◆ Requirements
Find the lines holding the word "name" and collect them.
- - - -
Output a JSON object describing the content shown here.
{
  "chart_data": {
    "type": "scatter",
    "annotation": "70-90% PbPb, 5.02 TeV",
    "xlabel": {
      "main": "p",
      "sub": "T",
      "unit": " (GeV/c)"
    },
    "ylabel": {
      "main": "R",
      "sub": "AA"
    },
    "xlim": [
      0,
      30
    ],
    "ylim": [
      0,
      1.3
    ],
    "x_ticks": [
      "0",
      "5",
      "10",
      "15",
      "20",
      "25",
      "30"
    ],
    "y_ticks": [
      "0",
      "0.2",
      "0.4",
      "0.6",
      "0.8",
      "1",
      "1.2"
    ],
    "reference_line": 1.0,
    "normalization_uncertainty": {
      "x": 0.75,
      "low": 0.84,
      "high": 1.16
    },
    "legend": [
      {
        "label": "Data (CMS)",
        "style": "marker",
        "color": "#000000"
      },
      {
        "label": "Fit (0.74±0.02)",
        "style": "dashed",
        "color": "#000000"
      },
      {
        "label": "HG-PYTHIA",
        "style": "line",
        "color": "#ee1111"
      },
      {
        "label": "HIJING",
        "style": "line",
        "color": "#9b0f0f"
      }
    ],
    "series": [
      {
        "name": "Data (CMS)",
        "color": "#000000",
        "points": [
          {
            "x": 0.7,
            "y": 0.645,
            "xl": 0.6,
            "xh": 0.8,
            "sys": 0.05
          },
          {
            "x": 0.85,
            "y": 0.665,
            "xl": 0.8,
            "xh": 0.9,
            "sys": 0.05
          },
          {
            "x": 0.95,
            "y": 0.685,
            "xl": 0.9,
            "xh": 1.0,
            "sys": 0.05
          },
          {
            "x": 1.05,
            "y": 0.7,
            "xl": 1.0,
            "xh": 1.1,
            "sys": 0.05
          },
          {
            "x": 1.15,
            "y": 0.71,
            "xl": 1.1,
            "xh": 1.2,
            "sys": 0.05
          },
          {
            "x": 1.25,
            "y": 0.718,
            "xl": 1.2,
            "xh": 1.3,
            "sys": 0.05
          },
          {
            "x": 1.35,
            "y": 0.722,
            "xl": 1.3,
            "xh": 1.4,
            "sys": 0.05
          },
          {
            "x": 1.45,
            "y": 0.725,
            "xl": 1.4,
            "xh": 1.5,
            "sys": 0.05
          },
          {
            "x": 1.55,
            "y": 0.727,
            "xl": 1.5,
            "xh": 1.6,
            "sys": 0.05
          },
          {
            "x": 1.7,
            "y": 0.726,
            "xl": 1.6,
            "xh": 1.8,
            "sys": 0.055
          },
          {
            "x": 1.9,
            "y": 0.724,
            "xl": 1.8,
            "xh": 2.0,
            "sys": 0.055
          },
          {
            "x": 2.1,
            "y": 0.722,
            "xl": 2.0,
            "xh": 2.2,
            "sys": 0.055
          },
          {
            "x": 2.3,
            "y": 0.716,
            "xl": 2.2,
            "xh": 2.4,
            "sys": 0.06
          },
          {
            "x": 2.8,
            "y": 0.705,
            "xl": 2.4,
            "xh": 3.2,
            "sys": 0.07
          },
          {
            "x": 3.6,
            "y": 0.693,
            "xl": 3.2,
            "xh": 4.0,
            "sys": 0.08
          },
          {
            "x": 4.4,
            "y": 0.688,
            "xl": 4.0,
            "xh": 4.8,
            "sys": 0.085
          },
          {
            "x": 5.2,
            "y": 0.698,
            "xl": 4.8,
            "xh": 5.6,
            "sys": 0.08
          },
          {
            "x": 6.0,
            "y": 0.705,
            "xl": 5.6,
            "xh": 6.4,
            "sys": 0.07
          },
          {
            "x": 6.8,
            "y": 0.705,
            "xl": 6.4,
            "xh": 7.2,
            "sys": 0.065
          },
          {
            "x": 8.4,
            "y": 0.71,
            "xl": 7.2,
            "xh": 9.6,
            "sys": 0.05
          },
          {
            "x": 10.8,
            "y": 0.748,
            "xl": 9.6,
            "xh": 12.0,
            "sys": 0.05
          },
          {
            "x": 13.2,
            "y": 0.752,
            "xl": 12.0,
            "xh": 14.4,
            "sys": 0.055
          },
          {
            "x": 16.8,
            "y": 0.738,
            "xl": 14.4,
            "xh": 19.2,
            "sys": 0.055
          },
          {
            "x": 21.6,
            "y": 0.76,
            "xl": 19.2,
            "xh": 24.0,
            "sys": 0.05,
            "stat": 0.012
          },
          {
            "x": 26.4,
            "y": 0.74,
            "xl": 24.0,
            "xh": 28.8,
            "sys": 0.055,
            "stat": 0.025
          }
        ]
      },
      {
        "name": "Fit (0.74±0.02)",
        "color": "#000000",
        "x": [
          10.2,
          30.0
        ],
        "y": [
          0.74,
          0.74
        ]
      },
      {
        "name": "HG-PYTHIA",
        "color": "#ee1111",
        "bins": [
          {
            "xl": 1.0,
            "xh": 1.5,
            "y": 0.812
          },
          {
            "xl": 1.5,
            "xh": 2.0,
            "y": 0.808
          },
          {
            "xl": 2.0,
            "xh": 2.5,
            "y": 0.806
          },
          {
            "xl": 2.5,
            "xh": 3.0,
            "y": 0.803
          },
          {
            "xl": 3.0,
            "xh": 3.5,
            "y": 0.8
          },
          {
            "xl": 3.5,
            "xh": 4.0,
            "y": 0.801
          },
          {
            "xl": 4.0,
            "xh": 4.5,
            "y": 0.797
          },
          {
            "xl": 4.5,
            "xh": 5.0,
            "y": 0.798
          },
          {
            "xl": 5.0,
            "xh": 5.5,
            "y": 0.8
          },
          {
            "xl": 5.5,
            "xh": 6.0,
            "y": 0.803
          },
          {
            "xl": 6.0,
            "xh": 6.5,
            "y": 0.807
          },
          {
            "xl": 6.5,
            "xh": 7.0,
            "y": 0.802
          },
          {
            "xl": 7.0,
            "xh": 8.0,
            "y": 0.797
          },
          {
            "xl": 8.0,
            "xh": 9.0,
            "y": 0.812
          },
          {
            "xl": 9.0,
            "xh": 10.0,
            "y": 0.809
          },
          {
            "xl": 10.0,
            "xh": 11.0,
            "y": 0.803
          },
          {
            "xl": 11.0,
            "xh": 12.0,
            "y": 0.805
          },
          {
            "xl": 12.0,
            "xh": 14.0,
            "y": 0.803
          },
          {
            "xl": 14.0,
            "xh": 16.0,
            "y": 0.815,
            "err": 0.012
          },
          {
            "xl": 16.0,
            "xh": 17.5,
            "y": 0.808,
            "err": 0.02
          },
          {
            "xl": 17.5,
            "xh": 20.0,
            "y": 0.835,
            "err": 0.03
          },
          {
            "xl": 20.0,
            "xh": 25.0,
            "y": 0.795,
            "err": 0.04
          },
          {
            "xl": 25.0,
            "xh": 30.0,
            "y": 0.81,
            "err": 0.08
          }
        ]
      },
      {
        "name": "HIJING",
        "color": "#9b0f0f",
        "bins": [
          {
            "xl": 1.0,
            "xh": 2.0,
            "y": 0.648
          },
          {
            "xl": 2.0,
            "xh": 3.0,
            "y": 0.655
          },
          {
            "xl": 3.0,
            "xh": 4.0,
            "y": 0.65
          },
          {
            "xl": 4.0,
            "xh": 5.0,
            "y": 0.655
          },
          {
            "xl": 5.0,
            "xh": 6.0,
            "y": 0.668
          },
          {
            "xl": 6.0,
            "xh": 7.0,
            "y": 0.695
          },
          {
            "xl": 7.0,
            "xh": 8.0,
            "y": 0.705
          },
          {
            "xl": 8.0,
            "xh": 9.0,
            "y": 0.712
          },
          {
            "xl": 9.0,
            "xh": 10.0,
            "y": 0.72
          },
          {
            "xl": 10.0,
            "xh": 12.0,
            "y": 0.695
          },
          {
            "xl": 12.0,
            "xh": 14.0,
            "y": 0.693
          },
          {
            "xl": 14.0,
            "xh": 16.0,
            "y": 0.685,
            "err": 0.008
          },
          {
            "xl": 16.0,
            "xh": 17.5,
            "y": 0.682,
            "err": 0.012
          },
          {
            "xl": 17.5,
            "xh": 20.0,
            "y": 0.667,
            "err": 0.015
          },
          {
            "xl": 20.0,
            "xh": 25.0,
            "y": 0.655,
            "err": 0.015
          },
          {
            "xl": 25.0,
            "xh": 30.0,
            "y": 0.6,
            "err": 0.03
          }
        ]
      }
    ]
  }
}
- - - -
◆ Output for this task
        "name": "Data (CMS)",
        "name": "Fit (0.74±0.02)",
        "name": "HG-PYTHIA",
        "name": "HIJING",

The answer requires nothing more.